*EXERCISE PROMPT*: Set down every record once more, exactly as given.

Data excerpts
^^^^^^^^^^^^^^^^

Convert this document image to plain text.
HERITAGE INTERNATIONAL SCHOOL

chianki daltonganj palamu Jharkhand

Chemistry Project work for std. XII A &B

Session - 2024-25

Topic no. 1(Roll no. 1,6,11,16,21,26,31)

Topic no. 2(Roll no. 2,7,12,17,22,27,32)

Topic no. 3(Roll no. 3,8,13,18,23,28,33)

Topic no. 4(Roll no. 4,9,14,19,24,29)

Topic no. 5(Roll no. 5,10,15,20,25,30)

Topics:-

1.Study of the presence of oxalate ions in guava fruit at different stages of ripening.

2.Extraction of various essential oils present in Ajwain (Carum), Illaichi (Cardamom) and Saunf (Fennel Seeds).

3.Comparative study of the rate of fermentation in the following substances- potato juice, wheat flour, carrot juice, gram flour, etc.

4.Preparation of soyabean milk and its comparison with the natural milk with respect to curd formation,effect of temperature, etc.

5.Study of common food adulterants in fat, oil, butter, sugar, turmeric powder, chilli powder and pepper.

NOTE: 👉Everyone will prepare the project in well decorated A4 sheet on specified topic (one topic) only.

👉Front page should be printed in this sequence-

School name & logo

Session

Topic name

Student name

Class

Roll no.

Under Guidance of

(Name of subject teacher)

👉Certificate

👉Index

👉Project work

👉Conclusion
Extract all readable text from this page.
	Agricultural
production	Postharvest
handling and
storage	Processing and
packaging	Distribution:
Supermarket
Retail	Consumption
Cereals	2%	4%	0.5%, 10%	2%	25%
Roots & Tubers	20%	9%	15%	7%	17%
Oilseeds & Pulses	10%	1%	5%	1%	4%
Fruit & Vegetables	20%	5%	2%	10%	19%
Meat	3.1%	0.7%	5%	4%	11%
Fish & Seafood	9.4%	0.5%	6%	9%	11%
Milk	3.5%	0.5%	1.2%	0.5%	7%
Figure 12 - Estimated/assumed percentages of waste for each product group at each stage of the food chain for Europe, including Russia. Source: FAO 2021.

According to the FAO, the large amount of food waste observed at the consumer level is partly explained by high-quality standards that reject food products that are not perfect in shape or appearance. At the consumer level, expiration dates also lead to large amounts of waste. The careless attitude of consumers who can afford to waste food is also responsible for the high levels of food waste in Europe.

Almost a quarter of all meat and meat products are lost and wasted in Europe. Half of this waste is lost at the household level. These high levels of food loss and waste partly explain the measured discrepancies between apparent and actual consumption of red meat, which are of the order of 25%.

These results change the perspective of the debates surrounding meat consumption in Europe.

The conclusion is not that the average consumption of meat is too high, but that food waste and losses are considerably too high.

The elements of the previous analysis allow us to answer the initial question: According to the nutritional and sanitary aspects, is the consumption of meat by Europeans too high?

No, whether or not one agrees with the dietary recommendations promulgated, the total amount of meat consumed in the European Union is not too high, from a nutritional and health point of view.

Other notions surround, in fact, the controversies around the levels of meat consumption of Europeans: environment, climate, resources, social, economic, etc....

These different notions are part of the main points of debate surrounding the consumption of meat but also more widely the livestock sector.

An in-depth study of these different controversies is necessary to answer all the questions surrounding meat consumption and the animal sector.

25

^^^^^^^^^^^^^^^^

*SOLUTION BELOW*:
Convert this document image to plain text.
HERITAGE INTERNATIONAL SCHOOL

chianki daltonganj palamu Jharkhand

Chemistry Project work for std. XII A &B

Session - 2024-25

Topic no. 1(Roll no. 1,6,11,16,21,26,31)

Topic no. 2(Roll no. 2,7,12,17,22,27,32)

Topic no. 3(Roll no. 3,8,13,18,23,28,33)

Topic no. 4(Roll no. 4,9,14,19,24,29)

Topic no. 5(Roll no. 5,10,15,20,25,30)

Topics:-

1.Study of the presence of oxalate ions in guava fruit at different stages of ripening.

2.Extraction of various essential oils present in Ajwain (Carum), Illaichi (Cardamom) and Saunf (Fennel Seeds).

3.Comparative study of the rate of fermentation in the following substances- potato juice, wheat flour, carrot juice, gram flour, etc.

4.Preparation of soyabean milk and its comparison with the natural milk with respect to curd formation,effect of temperature, etc.

5.Study of common food adulterants in fat, oil, butter, sugar, turmeric powder, chilli powder and pepper.

NOTE: 👉Everyone will prepare the project in well decorated A4 sheet on specified topic (one topic) only.

👉Front page should be printed in this sequence-

School name & logo

Session

Topic name

Student name

Class

Roll no.

Under Guidance of

(Name of subject teacher)

👉Certificate

👉Index

👉Project work

👉Conclusion
Extract all readable text from this page.
	Agricultural
production	Postharvest
handling and
storage	Processing and
packaging	Distribution:
Supermarket
Retail	Consumption
Cereals	2%	4%	0.5%, 10%	2%	25%
Roots & Tubers	20%	9%	15%	7%	17%
Oilseeds & Pulses	10%	1%	5%	1%	4%
Fruit & Vegetables	20%	5%	2%	10%	19%
Meat	3.1%	0.7%	5%	4%	11%
Fish & Seafood	9.4%	0.5%	6%	9%	11%
Milk	3.5%	0.5%	1.2%	0.5%	7%
Figure 12 - Estimated/assumed percentages of waste for each product group at each stage of the food chain for Europe, including Russia. Source: FAO 2021.

According to the FAO, the large amount of food waste observed at the consumer level is partly explained by high-quality standards that reject food products that are not perfect in shape or appearance. At the consumer level, expiration dates also lead to large amounts of waste. The careless attitude of consumers who can afford to waste food is also responsible for the high levels of food waste in Europe.

Almost a quarter of all meat and meat products are lost and wasted in Europe. Half of this waste is lost at the household level. These high levels of food loss and waste partly explain the measured discrepancies between apparent and actual consumption of red meat, which are of the order of 25%.

These results change the perspective of the debates surrounding meat consumption in Europe.

The conclusion is not that the average consumption of meat is too high, but that food waste and losses are considerably too high.

The elements of the previous analysis allow us to answer the initial question: According to the nutritional and sanitary aspects, is the consumption of meat by Europeans too high?

No, whether or not one agrees with the dietary recommendations promulgated, the total amount of meat consumed in the European Union is not too high, from a nutritional and health point of view.

Other notions surround, in fact, the controversies around the levels of meat consumption of Europeans: environment, climate, resources, social, economic, etc....

These different notions are part of the main points of debate surrounding the consumption of meat but also more widely the livestock sector.

An in-depth study of these different controversies is necessary to answer all the questions surrounding meat consumption and the animal sector.

25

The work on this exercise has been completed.